- Aim: Extract every line of the material that holds the string "trade".

- Excerpted data:

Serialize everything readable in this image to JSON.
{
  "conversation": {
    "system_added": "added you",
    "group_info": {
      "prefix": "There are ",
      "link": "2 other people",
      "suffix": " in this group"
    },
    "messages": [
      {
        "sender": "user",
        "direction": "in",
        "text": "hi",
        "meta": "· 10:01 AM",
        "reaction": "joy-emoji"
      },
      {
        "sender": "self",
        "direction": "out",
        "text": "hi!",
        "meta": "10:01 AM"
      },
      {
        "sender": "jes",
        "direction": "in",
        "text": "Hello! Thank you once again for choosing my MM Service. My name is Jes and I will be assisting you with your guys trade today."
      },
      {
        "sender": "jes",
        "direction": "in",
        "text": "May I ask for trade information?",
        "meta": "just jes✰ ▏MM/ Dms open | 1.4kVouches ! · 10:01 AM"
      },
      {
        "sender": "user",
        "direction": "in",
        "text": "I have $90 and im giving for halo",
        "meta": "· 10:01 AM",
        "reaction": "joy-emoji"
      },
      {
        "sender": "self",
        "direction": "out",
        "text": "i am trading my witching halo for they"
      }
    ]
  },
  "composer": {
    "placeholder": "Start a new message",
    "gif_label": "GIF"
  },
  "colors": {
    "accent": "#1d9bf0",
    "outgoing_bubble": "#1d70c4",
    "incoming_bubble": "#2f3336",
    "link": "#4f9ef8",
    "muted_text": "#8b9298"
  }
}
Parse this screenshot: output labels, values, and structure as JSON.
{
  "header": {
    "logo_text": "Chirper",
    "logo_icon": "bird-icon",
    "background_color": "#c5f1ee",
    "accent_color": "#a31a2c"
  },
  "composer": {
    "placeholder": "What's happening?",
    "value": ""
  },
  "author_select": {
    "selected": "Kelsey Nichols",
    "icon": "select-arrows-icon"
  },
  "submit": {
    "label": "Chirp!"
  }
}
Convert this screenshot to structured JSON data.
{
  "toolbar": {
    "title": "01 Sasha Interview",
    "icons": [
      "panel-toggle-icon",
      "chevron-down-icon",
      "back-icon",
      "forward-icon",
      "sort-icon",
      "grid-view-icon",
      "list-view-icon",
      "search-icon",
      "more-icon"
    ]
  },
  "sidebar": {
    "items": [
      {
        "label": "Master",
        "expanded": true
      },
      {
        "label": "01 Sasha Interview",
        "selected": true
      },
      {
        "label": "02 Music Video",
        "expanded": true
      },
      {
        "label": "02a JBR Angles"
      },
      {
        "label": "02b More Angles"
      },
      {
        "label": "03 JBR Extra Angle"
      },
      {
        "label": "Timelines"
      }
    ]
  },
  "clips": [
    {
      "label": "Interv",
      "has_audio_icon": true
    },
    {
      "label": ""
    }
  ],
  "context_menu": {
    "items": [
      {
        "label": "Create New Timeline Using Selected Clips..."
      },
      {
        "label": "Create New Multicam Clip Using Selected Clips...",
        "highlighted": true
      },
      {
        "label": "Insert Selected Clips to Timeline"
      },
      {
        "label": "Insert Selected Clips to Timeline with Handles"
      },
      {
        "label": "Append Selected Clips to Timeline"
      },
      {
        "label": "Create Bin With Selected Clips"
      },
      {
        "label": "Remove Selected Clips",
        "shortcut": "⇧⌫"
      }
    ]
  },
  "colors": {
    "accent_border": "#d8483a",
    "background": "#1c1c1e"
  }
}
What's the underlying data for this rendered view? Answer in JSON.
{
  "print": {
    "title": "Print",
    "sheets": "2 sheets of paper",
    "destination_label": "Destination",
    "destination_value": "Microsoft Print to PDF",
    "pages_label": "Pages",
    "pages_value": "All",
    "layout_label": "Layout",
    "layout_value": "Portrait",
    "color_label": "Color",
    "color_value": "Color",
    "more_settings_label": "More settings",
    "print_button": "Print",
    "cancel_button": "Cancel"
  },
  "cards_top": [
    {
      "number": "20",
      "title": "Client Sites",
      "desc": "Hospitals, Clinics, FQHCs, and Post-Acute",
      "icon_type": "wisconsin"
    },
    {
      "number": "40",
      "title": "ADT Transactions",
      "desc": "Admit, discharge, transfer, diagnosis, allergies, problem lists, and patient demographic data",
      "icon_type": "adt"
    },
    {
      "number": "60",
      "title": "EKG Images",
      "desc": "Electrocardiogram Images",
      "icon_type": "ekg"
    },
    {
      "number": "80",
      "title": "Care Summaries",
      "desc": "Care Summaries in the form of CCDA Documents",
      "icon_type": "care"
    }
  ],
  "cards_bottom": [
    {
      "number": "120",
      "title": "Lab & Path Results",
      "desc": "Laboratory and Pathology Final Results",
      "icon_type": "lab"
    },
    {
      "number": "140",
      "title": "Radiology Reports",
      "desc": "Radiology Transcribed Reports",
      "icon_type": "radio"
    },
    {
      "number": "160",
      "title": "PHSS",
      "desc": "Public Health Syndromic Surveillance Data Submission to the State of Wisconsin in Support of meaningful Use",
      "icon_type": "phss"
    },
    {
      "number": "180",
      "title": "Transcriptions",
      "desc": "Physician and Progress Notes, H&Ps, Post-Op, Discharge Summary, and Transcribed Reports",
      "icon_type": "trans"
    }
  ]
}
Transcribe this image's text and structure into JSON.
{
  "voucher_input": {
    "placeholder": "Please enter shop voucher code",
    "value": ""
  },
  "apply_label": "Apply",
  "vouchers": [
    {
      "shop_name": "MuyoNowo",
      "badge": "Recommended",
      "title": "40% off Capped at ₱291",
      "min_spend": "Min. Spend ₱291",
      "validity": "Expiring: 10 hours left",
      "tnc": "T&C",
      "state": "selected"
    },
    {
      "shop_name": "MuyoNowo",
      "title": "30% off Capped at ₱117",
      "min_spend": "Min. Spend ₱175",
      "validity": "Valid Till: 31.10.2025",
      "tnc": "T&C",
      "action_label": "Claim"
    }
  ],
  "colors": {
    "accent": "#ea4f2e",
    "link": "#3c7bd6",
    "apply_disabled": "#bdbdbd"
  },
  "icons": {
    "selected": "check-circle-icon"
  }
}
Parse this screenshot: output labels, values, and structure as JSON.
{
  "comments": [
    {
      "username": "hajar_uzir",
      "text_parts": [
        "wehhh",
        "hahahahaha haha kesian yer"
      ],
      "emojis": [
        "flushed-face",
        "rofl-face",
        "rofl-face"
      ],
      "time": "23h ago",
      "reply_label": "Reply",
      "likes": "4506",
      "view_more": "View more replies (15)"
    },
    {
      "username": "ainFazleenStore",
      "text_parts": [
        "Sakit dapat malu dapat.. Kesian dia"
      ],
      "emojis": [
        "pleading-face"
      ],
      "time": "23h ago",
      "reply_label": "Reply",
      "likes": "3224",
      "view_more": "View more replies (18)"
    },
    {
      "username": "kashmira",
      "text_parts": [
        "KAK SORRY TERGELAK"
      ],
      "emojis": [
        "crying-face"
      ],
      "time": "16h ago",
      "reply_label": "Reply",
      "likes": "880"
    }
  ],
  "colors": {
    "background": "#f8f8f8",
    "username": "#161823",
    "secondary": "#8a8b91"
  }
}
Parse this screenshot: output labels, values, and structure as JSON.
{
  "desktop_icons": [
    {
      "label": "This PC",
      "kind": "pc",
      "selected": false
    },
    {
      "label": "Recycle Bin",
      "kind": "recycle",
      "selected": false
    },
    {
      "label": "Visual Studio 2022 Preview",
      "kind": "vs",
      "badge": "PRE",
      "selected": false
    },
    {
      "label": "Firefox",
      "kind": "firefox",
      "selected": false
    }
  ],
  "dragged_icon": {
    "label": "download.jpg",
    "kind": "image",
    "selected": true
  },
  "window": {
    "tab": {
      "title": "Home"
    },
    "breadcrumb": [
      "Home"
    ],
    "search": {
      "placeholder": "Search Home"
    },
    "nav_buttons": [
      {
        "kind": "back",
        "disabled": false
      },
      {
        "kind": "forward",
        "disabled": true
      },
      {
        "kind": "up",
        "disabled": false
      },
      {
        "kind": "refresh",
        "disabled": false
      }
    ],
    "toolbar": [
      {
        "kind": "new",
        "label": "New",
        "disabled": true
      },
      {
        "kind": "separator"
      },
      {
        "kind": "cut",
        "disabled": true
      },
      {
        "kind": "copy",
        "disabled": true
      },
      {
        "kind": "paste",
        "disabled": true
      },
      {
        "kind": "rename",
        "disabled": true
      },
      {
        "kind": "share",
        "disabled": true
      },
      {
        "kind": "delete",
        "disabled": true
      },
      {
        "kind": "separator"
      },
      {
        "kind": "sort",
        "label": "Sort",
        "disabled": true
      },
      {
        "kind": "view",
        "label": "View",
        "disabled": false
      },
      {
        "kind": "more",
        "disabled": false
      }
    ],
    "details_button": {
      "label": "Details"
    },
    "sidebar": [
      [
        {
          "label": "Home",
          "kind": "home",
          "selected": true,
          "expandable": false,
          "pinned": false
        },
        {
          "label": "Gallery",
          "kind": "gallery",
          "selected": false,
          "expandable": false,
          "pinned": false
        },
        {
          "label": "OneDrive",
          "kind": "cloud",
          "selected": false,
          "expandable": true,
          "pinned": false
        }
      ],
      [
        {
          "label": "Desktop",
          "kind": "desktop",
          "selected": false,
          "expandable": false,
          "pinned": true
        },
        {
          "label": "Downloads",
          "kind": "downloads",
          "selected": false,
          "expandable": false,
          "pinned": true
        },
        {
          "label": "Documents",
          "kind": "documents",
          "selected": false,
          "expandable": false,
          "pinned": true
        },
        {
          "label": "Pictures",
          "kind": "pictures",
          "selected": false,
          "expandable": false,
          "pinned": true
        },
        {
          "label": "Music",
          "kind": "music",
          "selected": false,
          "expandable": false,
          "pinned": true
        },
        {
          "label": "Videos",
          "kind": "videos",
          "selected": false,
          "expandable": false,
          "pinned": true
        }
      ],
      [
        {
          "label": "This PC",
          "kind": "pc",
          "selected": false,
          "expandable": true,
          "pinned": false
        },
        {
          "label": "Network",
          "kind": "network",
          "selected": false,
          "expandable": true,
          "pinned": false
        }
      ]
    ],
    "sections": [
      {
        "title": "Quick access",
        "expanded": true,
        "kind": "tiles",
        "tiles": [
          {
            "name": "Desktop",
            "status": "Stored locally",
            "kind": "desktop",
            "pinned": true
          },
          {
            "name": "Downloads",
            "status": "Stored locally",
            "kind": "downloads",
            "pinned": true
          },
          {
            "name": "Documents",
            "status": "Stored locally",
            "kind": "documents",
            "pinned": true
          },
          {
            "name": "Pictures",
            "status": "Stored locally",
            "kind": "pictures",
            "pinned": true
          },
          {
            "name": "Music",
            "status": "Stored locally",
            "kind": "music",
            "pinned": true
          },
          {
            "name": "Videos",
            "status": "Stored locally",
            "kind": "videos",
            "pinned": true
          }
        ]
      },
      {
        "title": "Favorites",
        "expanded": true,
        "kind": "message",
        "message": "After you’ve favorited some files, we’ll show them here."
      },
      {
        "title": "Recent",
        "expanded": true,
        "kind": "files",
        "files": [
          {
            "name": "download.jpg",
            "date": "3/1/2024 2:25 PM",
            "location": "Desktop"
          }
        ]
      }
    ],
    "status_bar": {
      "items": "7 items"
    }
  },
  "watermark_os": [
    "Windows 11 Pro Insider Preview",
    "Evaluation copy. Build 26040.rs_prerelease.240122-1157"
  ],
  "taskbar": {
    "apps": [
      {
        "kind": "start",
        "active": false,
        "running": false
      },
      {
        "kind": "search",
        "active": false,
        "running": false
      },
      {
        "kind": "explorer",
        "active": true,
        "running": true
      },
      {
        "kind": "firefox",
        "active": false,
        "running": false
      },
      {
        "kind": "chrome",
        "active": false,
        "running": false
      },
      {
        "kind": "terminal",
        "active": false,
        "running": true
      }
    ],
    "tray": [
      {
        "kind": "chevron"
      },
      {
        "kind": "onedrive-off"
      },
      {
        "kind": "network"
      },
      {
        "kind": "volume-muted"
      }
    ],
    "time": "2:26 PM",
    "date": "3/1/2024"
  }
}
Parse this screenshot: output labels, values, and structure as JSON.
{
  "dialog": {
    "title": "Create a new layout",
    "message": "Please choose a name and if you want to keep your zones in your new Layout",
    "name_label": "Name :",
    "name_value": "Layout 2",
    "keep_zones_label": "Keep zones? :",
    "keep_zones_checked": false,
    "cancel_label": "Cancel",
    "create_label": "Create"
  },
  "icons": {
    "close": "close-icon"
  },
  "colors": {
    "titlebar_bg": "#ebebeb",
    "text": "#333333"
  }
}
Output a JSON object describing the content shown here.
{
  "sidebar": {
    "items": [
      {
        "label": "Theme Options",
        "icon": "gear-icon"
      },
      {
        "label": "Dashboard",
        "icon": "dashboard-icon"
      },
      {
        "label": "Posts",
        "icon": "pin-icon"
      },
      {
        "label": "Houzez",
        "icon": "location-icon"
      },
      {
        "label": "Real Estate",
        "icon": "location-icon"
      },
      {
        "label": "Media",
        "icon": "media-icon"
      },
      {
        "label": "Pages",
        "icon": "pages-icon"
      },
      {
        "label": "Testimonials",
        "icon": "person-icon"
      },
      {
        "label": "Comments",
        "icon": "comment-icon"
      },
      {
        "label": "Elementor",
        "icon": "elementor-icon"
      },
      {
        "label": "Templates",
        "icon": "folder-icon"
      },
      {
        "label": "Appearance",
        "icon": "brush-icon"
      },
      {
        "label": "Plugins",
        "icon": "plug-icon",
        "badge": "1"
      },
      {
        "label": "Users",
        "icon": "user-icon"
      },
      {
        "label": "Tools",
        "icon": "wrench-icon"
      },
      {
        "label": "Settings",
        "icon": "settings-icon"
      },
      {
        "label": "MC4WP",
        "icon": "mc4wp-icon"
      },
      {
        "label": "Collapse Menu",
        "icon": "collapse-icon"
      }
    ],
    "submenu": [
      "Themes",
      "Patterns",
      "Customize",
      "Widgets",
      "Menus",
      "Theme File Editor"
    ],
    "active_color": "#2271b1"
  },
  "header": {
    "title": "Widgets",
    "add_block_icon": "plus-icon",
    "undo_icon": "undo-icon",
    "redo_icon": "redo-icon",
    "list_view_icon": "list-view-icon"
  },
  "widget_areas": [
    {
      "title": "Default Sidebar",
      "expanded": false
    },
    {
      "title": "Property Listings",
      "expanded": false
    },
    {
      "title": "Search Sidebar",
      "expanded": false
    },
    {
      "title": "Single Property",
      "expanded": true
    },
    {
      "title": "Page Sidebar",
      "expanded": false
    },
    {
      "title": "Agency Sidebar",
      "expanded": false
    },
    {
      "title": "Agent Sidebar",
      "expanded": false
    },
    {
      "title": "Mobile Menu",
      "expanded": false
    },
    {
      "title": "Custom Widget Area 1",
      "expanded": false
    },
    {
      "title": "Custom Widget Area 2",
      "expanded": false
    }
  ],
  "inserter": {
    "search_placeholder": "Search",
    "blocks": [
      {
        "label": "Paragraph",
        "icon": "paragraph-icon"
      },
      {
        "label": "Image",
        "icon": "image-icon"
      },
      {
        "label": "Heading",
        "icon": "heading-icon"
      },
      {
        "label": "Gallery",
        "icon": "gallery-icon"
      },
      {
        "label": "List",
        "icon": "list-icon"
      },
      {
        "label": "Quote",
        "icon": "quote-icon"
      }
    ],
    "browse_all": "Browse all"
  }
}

- Completed exercise:
        "text": "Hello! Thank you once again for choosing my MM Service. My name is Jes and I will be assisting you with your guys trade today."
        "text": "May I ask for trade information?",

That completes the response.